[WHAT TO WORK ON] Using the listing below, copy every line that mentions "kind".

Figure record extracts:
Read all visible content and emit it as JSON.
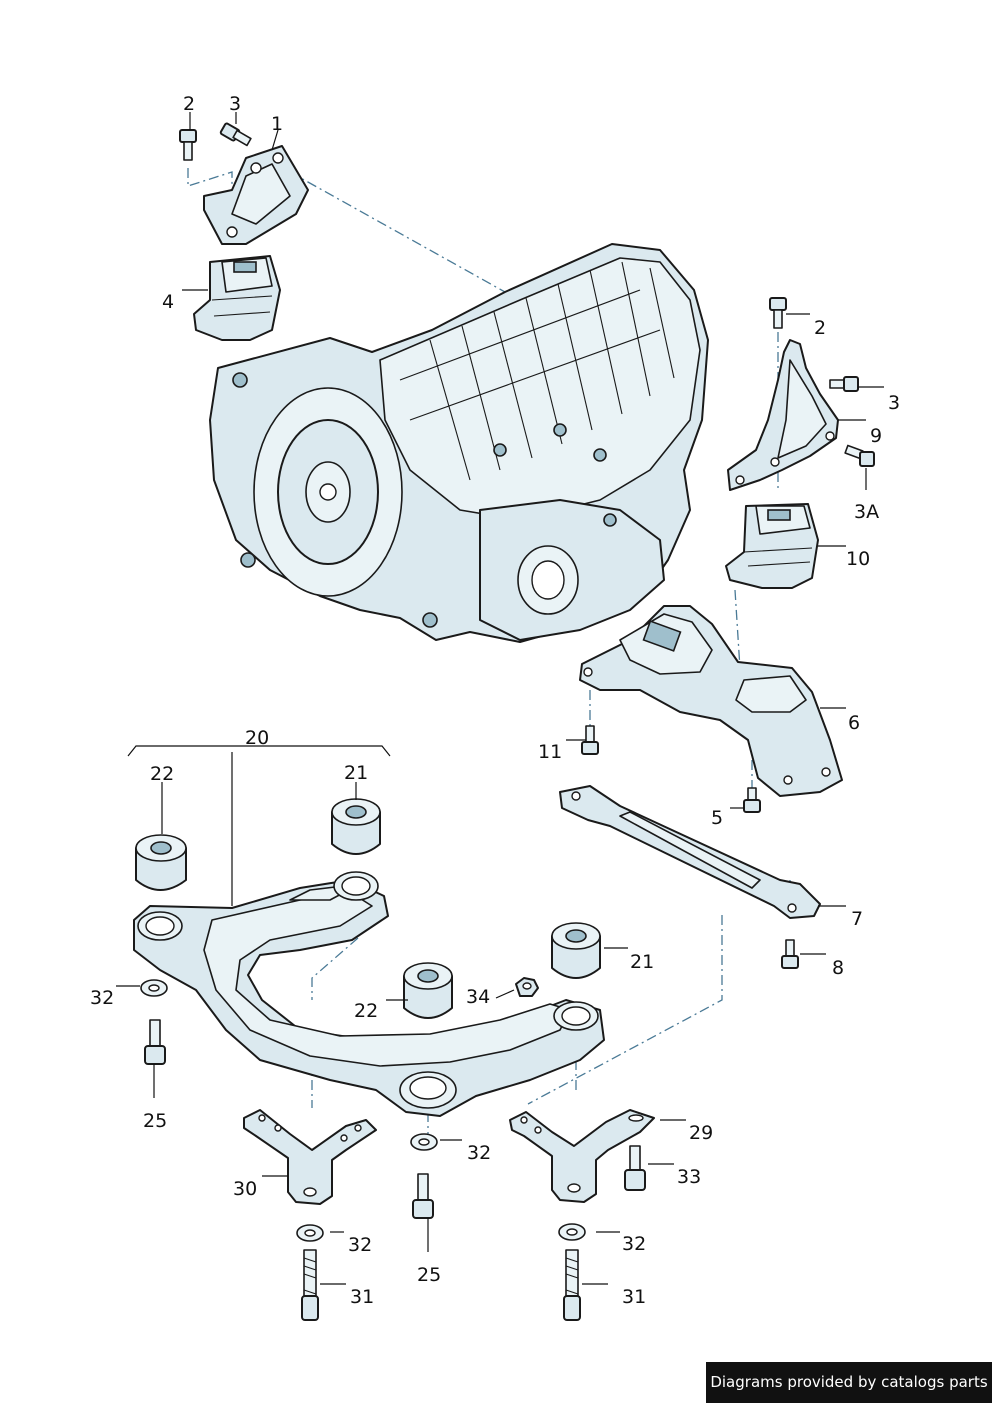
{
  "callouts": {
    "c1": "1",
    "c2a": "2",
    "c3a": "3",
    "c4": "4",
    "c2b": "2",
    "c3b": "3",
    "c9": "9",
    "c3A": "3A",
    "c10": "10",
    "c6": "6",
    "c11": "11",
    "c5": "5",
    "c7": "7",
    "c8": "8",
    "c20": "20",
    "c22a": "22",
    "c21a": "21",
    "c21b": "21",
    "c22b": "22",
    "c34": "34",
    "c32a": "32",
    "c25a": "25",
    "c32b": "32",
    "c29": "29",
    "c33": "33",
    "c30": "30",
    "c32c": "32",
    "c32d": "32",
    "c25b": "25",
    "c31a": "31",
    "c31b": "31"
  },
  "credit": "Diagrams provided by catalogs parts",
  "colors": {
    "part_fill": "#dbe9ef",
    "line": "#1a1a1a",
    "dash_line": "#4a7a96"
  }
}
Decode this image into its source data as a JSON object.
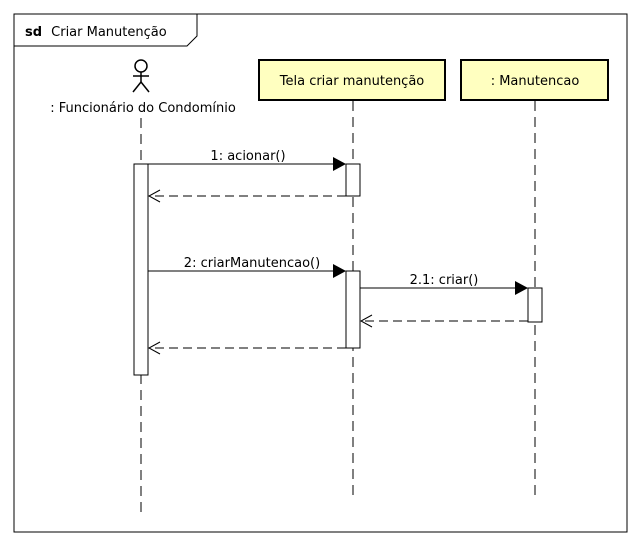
{
  "frame": {
    "keyword": "sd",
    "name": "Criar Manutenção"
  },
  "lifelines": [
    {
      "label": ": Funcionário do Condomínio",
      "kind": "actor"
    },
    {
      "label": "Tela criar manutenção",
      "kind": "boundary"
    },
    {
      "label": ": Manutencao",
      "kind": "entity"
    }
  ],
  "messages": [
    {
      "label": "1: acionar()",
      "type": "sync"
    },
    {
      "label": "",
      "type": "return"
    },
    {
      "label": "2: criarManutencao()",
      "type": "sync"
    },
    {
      "label": "2.1: criar()",
      "type": "sync"
    },
    {
      "label": "",
      "type": "return"
    },
    {
      "label": "",
      "type": "return"
    }
  ],
  "colors": {
    "lifeline_box_fill": "#ffffc0",
    "stroke": "#000000",
    "background": "#ffffff"
  }
}
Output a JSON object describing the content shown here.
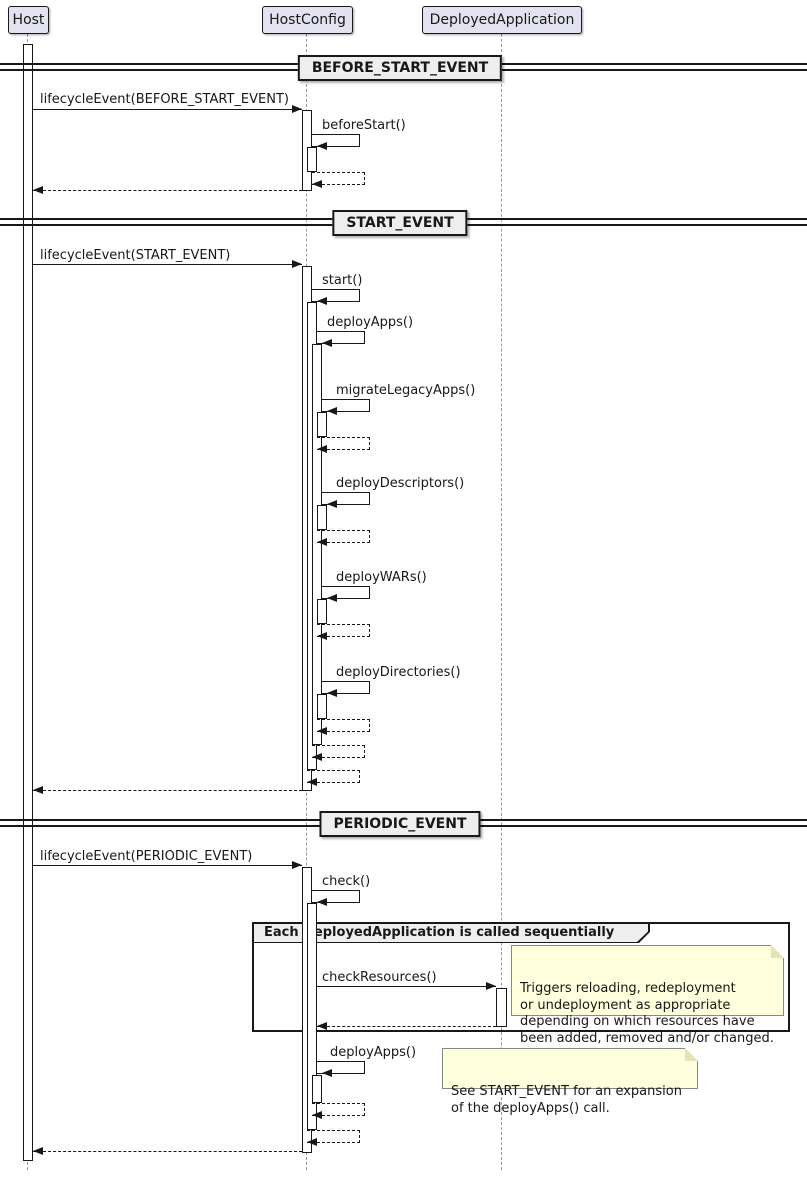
{
  "participants": [
    {
      "label": "Host"
    },
    {
      "label": "HostConfig"
    },
    {
      "label": "DeployedApplication"
    }
  ],
  "sections": {
    "before_start": {
      "divider": "BEFORE_START_EVENT",
      "messages": {
        "lifecycle": "lifecycleEvent(BEFORE_START_EVENT)",
        "before_start": "beforeStart()"
      }
    },
    "start": {
      "divider": "START_EVENT",
      "messages": {
        "lifecycle": "lifecycleEvent(START_EVENT)",
        "start": "start()",
        "deploy_apps": "deployApps()",
        "migrate_legacy_apps": "migrateLegacyApps()",
        "deploy_descriptors": "deployDescriptors()",
        "deploy_wars": "deployWARs()",
        "deploy_directories": "deployDirectories()"
      }
    },
    "periodic": {
      "divider": "PERIODIC_EVENT",
      "messages": {
        "lifecycle": "lifecycleEvent(PERIODIC_EVENT)",
        "check": "check()",
        "check_resources": "checkResources()",
        "deploy_apps": "deployApps()"
      },
      "group_label": "Each DeployedApplication is called sequentially",
      "notes": [
        {
          "text": "Triggers reloading, redeployment\nor undeployment as appropriate\ndepending on which resources have\nbeen added, removed and/or changed."
        },
        {
          "text": "See START_EVENT for an expansion\nof the deployApps() call."
        }
      ]
    }
  },
  "colors": {
    "participant_fill": "#E2E2F0",
    "participant_border": "#181818",
    "divider_fill": "#EEEEEE",
    "group_header_fill": "#EEEEEE",
    "note_fill": "#FEFFDD",
    "note_border": "#888888",
    "line": "#181818",
    "lifeline": "#999999",
    "activation_fill": "#FFFFFF"
  }
}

[EXERCISE RESULT]
      "kind": "actor"
      "kind": "boundary"
      "kind": "entity"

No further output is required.